[START Supplied records]

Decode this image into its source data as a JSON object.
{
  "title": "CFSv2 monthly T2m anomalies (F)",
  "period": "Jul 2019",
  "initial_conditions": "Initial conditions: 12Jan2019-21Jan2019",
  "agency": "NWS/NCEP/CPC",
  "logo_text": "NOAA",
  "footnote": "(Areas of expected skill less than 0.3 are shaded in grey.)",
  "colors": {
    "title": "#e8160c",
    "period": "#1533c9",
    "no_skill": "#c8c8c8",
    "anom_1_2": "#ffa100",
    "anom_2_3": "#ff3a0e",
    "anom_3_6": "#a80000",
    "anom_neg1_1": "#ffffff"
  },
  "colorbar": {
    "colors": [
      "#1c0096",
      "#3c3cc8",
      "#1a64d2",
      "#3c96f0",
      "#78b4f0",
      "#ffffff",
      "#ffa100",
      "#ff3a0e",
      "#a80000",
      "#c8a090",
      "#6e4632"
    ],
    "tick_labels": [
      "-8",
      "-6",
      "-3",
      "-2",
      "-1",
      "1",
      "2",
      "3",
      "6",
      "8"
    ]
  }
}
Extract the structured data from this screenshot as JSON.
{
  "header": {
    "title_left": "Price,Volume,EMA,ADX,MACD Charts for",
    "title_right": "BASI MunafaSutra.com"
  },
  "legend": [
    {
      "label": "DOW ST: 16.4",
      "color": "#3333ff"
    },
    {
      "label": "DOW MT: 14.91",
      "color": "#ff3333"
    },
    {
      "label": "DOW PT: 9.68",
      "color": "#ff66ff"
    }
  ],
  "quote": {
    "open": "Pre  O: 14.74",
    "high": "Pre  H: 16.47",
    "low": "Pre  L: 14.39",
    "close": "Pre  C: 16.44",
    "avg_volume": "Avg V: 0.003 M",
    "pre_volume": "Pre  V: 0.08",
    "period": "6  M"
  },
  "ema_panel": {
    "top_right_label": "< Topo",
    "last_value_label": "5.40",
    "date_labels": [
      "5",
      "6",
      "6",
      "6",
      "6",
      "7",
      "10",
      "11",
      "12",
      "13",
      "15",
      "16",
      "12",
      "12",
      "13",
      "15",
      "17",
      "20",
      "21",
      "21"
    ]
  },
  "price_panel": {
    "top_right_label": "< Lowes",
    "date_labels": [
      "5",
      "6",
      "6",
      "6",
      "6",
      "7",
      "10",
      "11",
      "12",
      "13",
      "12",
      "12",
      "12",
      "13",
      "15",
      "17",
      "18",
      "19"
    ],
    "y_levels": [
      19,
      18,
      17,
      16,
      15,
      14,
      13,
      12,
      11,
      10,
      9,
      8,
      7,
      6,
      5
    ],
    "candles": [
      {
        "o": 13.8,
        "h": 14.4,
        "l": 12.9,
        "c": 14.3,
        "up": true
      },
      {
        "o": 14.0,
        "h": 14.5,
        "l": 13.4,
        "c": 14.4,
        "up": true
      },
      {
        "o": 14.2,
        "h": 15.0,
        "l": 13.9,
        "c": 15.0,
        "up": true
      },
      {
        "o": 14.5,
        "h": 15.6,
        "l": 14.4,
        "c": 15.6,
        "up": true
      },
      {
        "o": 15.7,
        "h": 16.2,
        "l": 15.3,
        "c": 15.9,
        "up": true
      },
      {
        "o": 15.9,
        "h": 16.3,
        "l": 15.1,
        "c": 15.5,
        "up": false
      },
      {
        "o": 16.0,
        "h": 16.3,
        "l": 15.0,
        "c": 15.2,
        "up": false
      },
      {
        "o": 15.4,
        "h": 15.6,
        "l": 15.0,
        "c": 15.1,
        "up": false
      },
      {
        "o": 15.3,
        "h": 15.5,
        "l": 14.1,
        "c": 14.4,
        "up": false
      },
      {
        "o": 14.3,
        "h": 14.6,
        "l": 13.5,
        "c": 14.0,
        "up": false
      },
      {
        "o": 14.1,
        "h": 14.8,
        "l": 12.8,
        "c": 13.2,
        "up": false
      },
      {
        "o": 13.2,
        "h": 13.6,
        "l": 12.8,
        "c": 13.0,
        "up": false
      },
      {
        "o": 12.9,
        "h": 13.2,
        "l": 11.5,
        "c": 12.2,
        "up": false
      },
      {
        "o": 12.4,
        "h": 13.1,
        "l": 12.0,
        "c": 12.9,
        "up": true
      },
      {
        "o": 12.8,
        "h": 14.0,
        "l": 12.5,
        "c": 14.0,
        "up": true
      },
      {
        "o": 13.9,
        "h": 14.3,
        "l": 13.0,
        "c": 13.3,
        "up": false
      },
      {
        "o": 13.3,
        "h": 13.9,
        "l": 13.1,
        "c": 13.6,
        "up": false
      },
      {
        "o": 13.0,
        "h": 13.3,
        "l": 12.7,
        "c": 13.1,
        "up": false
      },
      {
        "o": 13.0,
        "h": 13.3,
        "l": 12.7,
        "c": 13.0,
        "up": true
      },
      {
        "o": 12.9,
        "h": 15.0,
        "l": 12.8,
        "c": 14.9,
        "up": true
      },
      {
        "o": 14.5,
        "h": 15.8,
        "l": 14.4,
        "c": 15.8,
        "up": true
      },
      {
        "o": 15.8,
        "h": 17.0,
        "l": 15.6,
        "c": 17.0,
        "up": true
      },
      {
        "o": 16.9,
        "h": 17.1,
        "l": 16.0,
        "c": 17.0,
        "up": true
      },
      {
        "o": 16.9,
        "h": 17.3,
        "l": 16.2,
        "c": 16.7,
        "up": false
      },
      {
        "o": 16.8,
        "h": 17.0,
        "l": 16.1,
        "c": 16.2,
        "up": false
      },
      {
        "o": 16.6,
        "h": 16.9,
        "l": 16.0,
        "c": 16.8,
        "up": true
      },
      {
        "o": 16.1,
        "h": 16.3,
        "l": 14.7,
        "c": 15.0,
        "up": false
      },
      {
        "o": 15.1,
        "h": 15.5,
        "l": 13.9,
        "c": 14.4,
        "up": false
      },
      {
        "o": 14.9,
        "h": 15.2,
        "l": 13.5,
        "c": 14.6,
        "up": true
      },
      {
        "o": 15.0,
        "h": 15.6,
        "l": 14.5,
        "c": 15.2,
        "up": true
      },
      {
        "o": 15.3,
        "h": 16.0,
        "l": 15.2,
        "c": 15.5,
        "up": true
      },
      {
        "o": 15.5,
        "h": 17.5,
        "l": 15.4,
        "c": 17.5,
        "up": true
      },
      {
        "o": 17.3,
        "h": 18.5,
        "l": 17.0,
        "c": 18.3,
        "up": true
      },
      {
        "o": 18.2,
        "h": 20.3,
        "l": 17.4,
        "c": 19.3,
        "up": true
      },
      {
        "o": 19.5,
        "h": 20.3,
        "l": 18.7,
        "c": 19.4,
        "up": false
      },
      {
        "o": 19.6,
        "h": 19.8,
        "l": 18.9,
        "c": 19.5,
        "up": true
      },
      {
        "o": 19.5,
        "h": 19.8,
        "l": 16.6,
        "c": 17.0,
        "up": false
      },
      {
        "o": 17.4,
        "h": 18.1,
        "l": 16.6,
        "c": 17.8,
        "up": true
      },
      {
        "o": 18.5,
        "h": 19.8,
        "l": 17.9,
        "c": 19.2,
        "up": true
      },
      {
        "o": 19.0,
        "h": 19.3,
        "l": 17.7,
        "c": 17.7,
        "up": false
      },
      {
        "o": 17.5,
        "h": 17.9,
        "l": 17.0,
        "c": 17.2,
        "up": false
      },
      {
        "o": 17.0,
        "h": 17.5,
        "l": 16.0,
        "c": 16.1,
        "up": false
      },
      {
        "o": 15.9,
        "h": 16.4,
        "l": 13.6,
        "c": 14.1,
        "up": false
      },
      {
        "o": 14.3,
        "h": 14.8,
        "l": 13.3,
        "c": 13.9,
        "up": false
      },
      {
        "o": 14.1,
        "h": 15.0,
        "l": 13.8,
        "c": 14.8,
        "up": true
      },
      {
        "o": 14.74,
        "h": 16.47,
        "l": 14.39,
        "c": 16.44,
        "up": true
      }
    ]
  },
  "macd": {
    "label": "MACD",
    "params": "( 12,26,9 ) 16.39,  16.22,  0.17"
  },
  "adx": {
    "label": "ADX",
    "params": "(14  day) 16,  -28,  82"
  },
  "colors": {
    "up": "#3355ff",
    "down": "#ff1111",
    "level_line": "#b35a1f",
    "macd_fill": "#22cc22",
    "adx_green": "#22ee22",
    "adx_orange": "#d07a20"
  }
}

[END Supplied records]

▶ Prompt: Check all the records above and select each line where the string "data" is found.

▶ Result of this exercise:
Decode this image into its source data as a JSON object.
Extract the structured data from this screenshot as JSON.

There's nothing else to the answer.